**Required work**
Write out the whole listing again, exactly.

[begin Extracted information]

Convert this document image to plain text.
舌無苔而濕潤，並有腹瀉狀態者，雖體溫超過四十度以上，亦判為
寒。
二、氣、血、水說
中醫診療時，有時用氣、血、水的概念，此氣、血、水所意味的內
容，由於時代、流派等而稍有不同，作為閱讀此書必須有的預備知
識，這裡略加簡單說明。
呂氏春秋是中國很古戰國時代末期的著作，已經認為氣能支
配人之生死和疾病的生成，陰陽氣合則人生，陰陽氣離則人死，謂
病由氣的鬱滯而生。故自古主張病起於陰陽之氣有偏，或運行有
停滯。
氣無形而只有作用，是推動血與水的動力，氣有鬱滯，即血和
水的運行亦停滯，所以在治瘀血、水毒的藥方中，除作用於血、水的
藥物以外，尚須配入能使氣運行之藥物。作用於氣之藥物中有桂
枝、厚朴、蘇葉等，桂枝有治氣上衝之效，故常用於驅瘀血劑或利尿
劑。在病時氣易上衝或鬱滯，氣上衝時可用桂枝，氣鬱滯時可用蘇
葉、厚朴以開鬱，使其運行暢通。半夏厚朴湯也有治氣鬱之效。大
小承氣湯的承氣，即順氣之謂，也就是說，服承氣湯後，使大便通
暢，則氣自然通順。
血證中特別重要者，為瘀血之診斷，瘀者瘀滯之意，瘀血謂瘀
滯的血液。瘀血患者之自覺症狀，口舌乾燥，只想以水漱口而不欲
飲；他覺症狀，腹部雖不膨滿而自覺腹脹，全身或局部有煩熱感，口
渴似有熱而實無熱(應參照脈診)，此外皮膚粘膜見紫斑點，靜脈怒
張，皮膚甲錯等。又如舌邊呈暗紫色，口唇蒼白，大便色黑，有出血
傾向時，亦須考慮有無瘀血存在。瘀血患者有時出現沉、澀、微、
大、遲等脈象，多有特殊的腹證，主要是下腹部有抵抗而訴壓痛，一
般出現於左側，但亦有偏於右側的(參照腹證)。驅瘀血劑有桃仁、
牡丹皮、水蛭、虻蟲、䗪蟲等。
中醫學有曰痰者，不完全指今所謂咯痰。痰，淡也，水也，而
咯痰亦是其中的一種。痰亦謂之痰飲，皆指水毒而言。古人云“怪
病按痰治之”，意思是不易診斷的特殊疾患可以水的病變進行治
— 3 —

[end Extracted information]

**Exercise output**
Convert this document image to plain text.
舌無苔而濕潤，並有腹瀉狀態者，雖體溫超過四十度以上，亦判為
寒。
二、氣、血、水說
中醫診療時，有時用氣、血、水的概念，此氣、血、水所意味的內
容，由於時代、流派等而稍有不同，作為閱讀此書必須有的預備知
識，這裡略加簡單說明。
呂氏春秋是中國很古戰國時代末期的著作，已經認為氣能支
配人之生死和疾病的生成，陰陽氣合則人生，陰陽氣離則人死，謂
病由氣的鬱滯而生。故自古主張病起於陰陽之氣有偏，或運行有
停滯。
氣無形而只有作用，是推動血與水的動力，氣有鬱滯，即血和
水的運行亦停滯，所以在治瘀血、水毒的藥方中，除作用於血、水的
藥物以外，尚須配入能使氣運行之藥物。作用於氣之藥物中有桂
枝、厚朴、蘇葉等，桂枝有治氣上衝之效，故常用於驅瘀血劑或利尿
劑。在病時氣易上衝或鬱滯，氣上衝時可用桂枝，氣鬱滯時可用蘇
葉、厚朴以開鬱，使其運行暢通。半夏厚朴湯也有治氣鬱之效。大
小承氣湯的承氣，即順氣之謂，也就是說，服承氣湯後，使大便通
暢，則氣自然通順。
血證中特別重要者，為瘀血之診斷，瘀者瘀滯之意，瘀血謂瘀
滯的血液。瘀血患者之自覺症狀，口舌乾燥，只想以水漱口而不欲
飲；他覺症狀，腹部雖不膨滿而自覺腹脹，全身或局部有煩熱感，口
渴似有熱而實無熱(應參照脈診)，此外皮膚粘膜見紫斑點，靜脈怒
張，皮膚甲錯等。又如舌邊呈暗紫色，口唇蒼白，大便色黑，有出血
傾向時，亦須考慮有無瘀血存在。瘀血患者有時出現沉、澀、微、
大、遲等脈象，多有特殊的腹證，主要是下腹部有抵抗而訴壓痛，一
般出現於左側，但亦有偏於右側的(參照腹證)。驅瘀血劑有桃仁、
牡丹皮、水蛭、虻蟲、䗪蟲等。
中醫學有曰痰者，不完全指今所謂咯痰。痰，淡也，水也，而
咯痰亦是其中的一種。痰亦謂之痰飲，皆指水毒而言。古人云“怪
病按痰治之”，意思是不易診斷的特殊疾患可以水的病變進行治
— 3 —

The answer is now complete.